__AUSZUG ZUM LESEN__:
Zirka vier Wochen ist es inzwischen her, dass die "Operation Aderlass" das jüngste Doping-Beben in der Sportlandschaft auslöste. Seither läuft der Versuch, die Dimension eines von Erfurt aus operierenden Blutdopingnetzwerkes zu rekonstruieren. 21 Athleten aus acht Nationen und fünf Sportarten haben die Behörden bislang im Visier, auch ein deutscher Eisschnellläufer soll darunter sein. Aber unabhängig von der staatsanwaltschaftlichen Suche nach weiteren Kunden und/oder Komplizen zeigt sich in dieser Affäre noch ein anderer Strang: nämlich der Kontakt der deutschen Sportinstitutionen mit der Praxis des Erfurter Sportmediziners und mutmaßlichen Doping-Drahtziehers Mark Schmidt. Und in diesem Kontext gibt etwa der Thüringer Radsport-Verband ob seines Handelns in den vergangenen Jahren ein seltsames Bild ab.

__GEGEBENE ANGABEN__:
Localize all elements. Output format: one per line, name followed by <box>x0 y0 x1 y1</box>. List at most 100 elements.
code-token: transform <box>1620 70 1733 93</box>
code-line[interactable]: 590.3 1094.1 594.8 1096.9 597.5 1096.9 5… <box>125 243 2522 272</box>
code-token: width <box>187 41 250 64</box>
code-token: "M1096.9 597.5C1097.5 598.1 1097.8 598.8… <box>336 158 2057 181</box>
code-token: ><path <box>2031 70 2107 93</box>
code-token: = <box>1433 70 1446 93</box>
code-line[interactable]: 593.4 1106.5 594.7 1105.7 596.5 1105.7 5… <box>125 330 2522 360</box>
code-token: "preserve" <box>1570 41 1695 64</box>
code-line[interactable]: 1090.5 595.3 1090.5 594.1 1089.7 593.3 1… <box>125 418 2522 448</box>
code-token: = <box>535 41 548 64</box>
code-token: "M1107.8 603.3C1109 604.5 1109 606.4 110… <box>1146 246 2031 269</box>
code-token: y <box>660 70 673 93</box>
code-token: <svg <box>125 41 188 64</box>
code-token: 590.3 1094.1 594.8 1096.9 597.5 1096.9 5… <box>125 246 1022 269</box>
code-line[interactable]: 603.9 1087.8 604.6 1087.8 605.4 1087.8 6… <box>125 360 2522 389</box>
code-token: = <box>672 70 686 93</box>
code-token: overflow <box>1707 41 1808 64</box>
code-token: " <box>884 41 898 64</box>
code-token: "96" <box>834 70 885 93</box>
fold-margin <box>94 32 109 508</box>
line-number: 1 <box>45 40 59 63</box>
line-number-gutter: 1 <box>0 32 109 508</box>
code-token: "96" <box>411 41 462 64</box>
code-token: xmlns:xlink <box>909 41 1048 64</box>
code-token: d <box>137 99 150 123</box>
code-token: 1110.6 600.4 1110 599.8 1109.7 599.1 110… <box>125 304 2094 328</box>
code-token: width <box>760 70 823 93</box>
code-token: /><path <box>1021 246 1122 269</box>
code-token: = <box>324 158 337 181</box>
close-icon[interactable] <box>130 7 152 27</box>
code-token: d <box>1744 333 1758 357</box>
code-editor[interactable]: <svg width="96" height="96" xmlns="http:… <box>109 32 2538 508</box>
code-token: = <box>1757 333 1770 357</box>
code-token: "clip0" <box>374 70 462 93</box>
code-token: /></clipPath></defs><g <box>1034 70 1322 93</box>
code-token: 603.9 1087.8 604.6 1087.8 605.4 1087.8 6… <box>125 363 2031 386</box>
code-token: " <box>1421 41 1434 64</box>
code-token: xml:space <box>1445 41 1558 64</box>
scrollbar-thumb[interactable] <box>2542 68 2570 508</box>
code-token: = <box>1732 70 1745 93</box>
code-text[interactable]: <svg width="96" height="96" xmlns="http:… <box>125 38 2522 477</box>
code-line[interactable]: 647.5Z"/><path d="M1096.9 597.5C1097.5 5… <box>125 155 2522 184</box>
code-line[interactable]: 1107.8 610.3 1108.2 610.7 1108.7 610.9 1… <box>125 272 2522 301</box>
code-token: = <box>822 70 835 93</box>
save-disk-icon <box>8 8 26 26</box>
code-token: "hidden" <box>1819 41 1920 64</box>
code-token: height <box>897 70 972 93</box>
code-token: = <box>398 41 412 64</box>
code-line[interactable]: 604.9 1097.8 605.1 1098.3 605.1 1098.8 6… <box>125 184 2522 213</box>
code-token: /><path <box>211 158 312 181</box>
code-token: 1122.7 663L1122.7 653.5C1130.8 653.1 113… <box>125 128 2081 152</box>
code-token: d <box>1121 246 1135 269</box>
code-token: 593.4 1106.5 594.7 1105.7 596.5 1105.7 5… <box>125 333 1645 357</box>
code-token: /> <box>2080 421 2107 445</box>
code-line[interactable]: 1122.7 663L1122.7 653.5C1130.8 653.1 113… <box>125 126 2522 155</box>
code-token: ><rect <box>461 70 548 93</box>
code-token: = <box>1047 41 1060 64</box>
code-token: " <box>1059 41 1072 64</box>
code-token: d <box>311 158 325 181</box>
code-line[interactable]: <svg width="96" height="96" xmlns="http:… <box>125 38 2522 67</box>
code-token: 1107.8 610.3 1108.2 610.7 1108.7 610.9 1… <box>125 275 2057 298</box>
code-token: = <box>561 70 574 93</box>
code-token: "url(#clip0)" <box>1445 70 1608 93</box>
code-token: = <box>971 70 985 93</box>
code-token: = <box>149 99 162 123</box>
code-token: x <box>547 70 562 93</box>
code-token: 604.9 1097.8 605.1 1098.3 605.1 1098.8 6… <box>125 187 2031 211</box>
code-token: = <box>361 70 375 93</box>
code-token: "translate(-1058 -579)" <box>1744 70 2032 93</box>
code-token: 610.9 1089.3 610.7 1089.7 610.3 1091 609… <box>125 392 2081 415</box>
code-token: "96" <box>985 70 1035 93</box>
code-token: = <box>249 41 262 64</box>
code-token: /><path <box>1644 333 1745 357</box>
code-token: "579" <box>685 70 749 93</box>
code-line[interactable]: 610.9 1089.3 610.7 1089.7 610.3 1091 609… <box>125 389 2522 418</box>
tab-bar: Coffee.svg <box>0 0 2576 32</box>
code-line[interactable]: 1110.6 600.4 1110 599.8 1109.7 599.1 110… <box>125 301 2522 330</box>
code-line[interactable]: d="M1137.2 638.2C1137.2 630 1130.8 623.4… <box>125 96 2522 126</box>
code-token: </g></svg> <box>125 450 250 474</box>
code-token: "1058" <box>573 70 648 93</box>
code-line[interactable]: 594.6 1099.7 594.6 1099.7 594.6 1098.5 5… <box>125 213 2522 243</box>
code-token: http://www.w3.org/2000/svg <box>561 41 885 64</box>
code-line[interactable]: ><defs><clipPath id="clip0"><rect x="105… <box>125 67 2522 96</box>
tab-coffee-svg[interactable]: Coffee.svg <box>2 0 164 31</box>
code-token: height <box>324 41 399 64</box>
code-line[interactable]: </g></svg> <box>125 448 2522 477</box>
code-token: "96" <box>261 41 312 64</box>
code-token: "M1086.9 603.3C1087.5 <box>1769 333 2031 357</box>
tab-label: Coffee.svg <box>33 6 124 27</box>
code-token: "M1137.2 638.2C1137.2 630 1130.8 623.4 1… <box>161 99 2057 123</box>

__WAS ZU TUN IST__:
Gib aus dem Text zur "Operation Aderlass" den Abschnitt von "Zirka vier Wochen" bis einschließlich "ein seltsames Bild ab." wortgetreu aus.

__DEINE ANTWORT__:
Zirka vier Wochen ist es inzwischen her, dass die "Operation Aderlass" das jüngste Doping-Beben in der Sportlandschaft auslöste. Seither läuft der Versuch, die Dimension eines von Erfurt aus operierenden Blutdopingnetzwerkes zu rekonstruieren. 21 Athleten aus acht Nationen und fünf Sportarten haben die Behörden bislang im Visier, auch ein deutscher Eisschnellläufer soll darunter sein. Aber unabhängig von der staatsanwaltschaftlichen Suche nach weiteren Kunden und/oder Komplizen zeigt sich in dieser Affäre noch ein anderer Strang: nämlich der Kontakt der deutschen Sportinstitutionen mit der Praxis des Erfurter Sportmediziners und mutmaßlichen Doping-Drahtziehers Mark Schmidt. Und in diesem Kontext gibt etwa der Thüringer Radsport-Verband ob seines Handelns in den vergangenen Jahren ein seltsames Bild ab.